▸ Listed entries
(begin)
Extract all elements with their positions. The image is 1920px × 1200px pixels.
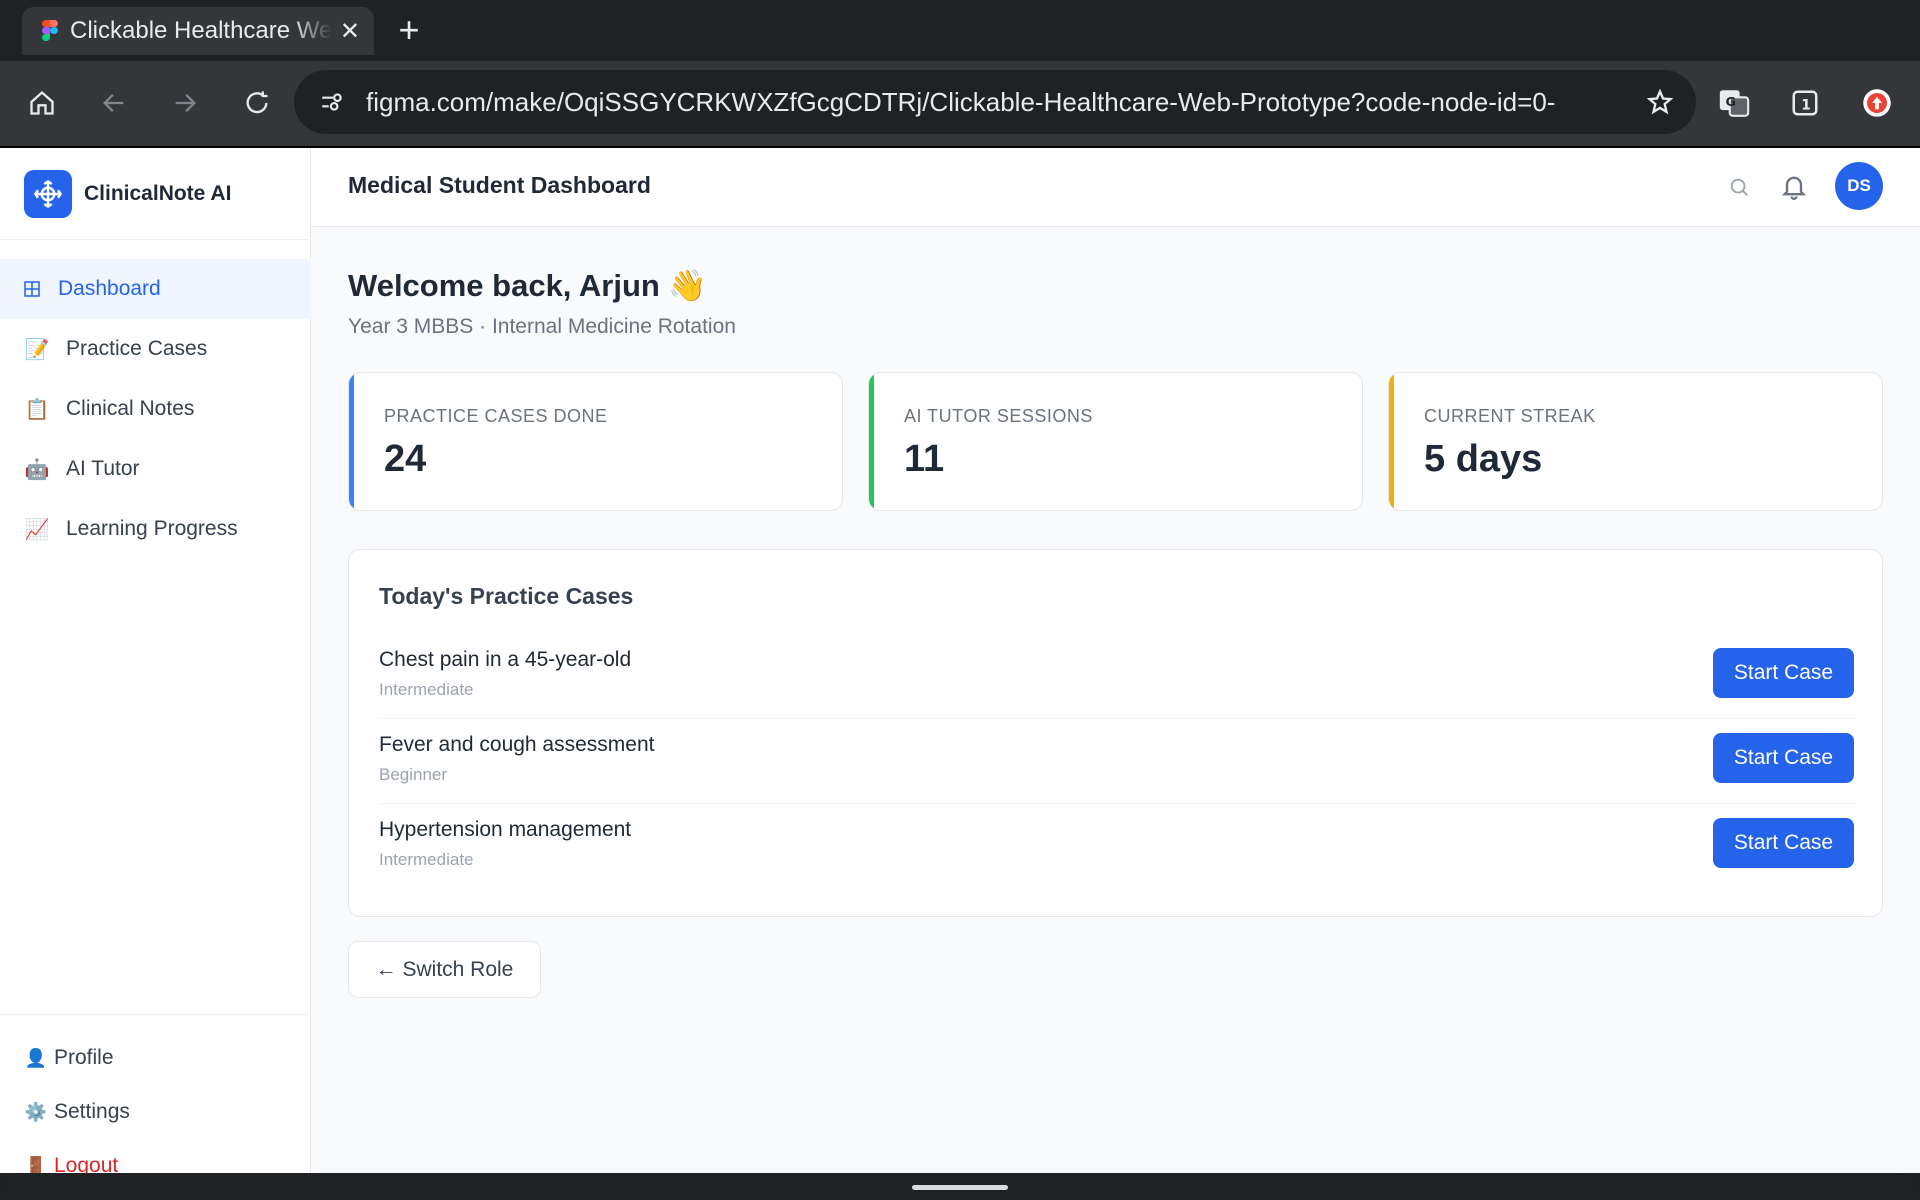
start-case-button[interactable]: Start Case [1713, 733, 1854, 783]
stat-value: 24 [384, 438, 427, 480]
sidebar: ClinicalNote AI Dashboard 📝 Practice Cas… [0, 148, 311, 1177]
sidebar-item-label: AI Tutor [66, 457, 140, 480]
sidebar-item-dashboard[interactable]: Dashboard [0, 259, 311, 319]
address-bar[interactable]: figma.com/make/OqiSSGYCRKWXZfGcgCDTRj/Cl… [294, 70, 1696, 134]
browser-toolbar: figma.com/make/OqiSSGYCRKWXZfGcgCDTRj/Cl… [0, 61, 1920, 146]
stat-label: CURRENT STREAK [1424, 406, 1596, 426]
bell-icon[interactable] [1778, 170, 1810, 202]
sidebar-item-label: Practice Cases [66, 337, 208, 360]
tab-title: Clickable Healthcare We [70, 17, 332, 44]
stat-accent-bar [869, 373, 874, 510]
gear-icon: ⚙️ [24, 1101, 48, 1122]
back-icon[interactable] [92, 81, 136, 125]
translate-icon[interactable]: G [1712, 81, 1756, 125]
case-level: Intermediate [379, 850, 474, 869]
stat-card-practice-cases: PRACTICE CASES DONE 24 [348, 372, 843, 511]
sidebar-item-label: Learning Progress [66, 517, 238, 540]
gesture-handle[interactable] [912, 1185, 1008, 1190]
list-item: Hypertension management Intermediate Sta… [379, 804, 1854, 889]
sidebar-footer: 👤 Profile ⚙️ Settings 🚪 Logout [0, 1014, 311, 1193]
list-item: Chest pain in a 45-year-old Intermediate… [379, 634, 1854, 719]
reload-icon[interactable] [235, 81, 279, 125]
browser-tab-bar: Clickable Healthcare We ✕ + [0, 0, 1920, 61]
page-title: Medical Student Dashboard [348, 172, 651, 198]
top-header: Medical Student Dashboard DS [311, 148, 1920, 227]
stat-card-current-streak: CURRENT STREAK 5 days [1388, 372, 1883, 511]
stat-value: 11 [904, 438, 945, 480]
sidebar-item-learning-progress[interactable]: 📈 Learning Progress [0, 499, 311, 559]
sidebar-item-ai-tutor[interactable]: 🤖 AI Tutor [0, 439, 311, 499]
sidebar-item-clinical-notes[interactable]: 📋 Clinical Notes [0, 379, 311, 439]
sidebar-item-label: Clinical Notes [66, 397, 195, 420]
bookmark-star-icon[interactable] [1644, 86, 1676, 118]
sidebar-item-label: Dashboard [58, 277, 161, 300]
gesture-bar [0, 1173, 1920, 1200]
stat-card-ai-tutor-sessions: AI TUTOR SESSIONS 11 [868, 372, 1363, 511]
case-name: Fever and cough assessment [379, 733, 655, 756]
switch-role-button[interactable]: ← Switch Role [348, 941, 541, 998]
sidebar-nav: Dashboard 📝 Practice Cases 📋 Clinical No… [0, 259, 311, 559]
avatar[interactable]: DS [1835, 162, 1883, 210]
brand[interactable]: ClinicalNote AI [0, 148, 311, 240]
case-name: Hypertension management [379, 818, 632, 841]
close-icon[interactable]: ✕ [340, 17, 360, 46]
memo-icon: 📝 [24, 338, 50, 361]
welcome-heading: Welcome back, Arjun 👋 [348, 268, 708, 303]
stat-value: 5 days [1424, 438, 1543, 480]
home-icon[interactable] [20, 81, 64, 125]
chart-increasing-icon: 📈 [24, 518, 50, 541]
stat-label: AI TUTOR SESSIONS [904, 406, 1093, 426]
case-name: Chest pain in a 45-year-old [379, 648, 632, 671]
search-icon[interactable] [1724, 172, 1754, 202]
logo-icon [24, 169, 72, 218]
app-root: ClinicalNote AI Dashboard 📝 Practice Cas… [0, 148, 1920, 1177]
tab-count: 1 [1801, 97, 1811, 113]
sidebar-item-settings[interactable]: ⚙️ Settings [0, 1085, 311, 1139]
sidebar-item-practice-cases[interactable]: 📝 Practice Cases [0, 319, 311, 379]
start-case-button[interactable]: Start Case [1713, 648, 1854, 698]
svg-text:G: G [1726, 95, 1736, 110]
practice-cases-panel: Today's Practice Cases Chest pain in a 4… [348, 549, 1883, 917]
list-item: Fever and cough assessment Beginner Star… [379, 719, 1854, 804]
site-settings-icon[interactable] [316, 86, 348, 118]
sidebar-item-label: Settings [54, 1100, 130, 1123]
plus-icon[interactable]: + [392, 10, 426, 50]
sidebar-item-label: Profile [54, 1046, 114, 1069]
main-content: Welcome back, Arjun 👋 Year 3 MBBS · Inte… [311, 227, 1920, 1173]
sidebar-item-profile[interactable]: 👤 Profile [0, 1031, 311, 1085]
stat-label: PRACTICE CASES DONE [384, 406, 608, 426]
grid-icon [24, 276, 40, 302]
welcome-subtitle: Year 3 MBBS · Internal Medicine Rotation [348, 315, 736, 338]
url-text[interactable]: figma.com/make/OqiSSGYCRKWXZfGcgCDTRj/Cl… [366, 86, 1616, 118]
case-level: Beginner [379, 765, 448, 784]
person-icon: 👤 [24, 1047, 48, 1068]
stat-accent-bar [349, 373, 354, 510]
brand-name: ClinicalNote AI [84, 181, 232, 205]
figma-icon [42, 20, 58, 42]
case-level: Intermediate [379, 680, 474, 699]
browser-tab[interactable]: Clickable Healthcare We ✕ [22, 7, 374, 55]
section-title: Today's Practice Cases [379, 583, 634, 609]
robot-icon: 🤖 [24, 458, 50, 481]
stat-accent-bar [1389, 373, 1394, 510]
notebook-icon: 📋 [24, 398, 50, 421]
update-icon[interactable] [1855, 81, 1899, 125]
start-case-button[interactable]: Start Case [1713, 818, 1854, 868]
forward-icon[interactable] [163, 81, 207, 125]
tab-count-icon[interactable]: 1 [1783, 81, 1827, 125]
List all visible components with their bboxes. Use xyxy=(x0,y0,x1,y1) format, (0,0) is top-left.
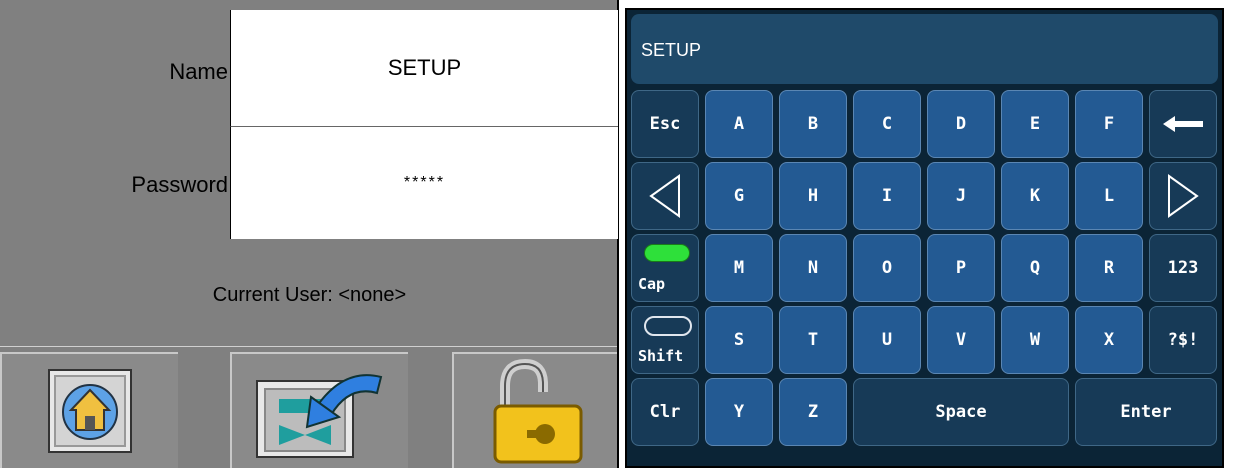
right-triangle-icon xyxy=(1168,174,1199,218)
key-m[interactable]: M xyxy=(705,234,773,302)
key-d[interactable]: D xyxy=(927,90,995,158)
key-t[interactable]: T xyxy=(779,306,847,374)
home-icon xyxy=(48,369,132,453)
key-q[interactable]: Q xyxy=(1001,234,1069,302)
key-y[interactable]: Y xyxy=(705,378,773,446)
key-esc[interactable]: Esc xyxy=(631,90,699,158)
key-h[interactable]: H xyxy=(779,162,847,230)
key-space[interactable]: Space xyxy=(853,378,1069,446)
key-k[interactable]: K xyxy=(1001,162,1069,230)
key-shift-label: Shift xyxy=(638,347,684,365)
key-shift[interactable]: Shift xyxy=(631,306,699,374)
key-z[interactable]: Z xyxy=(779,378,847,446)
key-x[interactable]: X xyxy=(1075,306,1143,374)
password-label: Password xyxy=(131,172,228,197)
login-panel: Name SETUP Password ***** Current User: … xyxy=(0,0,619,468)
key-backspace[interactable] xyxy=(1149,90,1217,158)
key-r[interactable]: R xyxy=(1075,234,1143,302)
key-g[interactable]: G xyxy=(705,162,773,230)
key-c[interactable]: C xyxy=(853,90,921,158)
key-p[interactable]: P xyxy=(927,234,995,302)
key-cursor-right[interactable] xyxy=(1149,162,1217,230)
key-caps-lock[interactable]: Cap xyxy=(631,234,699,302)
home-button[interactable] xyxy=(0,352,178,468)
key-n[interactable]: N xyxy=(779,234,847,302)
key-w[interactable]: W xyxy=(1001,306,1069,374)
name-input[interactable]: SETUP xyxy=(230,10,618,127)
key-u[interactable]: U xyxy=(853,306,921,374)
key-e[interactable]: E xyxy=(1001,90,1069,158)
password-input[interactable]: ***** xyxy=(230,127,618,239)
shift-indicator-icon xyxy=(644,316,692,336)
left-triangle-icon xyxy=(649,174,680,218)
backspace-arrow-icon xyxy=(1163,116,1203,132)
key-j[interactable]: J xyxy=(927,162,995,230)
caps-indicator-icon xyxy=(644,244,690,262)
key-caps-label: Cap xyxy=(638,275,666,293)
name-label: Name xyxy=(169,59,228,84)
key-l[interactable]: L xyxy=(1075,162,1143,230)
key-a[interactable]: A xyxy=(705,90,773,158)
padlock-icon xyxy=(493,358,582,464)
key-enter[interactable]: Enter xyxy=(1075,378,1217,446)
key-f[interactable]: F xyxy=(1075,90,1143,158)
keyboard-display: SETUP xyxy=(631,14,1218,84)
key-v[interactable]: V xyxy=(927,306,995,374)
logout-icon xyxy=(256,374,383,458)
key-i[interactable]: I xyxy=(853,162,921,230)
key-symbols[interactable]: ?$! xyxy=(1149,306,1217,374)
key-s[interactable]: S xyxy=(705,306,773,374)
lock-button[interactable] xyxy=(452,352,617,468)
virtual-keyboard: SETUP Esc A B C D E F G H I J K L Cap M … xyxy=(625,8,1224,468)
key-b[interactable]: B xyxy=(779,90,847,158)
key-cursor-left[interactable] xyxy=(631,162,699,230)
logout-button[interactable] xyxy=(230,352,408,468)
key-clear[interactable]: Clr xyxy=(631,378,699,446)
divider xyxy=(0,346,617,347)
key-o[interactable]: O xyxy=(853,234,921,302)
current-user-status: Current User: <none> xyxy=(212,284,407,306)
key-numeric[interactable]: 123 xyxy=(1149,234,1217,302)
(end)
▸ What is asked
Take the lines starting at the one that contains "right-triangle-icon xyxy=(1168,174,1199,218)" and ending at the one that contains "key-a[interactable]: A xyxy=(705,90,773,158)", change every "interactable" to "clickable", and write out those lines with nothing else altered.

▸ Task output
right-triangle-icon xyxy=(1168,174,1199,218)
key-m[clickable]: M xyxy=(705,234,773,302)
key-d[clickable]: D xyxy=(927,90,995,158)
key-t[clickable]: T xyxy=(779,306,847,374)
home-icon xyxy=(48,369,132,453)
key-q[clickable]: Q xyxy=(1001,234,1069,302)
key-y[clickable]: Y xyxy=(705,378,773,446)
key-esc[clickable]: Esc xyxy=(631,90,699,158)
key-h[clickable]: H xyxy=(779,162,847,230)
key-space[clickable]: Space xyxy=(853,378,1069,446)
key-k[clickable]: K xyxy=(1001,162,1069,230)
key-shift-label: Shift xyxy=(638,347,684,365)
key-shift[clickable]: Shift xyxy=(631,306,699,374)
key-z[clickable]: Z xyxy=(779,378,847,446)
key-x[clickable]: X xyxy=(1075,306,1143,374)
password-label: Password xyxy=(131,172,228,197)
login-panel: Name SETUP Password ***** Current User: … xyxy=(0,0,619,468)
key-backspace[clickable] xyxy=(1149,90,1217,158)
key-r[clickable]: R xyxy=(1075,234,1143,302)
key-g[clickable]: G xyxy=(705,162,773,230)
key-c[clickable]: C xyxy=(853,90,921,158)
key-p[clickable]: P xyxy=(927,234,995,302)
key-cursor-right[clickable] xyxy=(1149,162,1217,230)
key-caps-lock[clickable]: Cap xyxy=(631,234,699,302)
home-button[clickable] xyxy=(0,352,178,468)
key-n[clickable]: N xyxy=(779,234,847,302)
key-w[clickable]: W xyxy=(1001,306,1069,374)
name-input[clickable]: SETUP xyxy=(230,10,618,127)
key-u[clickable]: U xyxy=(853,306,921,374)
key-e[clickable]: E xyxy=(1001,90,1069,158)
password-input[clickable]: ***** xyxy=(230,127,618,239)
shift-indicator-icon xyxy=(644,316,692,336)
left-triangle-icon xyxy=(649,174,680,218)
backspace-arrow-icon xyxy=(1163,116,1203,132)
key-j[clickable]: J xyxy=(927,162,995,230)
caps-indicator-icon xyxy=(644,244,690,262)
key-caps-label: Cap xyxy=(638,275,666,293)
name-label: Name xyxy=(169,59,228,84)
key-l[clickable]: L xyxy=(1075,162,1143,230)
key-a[clickable]: A xyxy=(705,90,773,158)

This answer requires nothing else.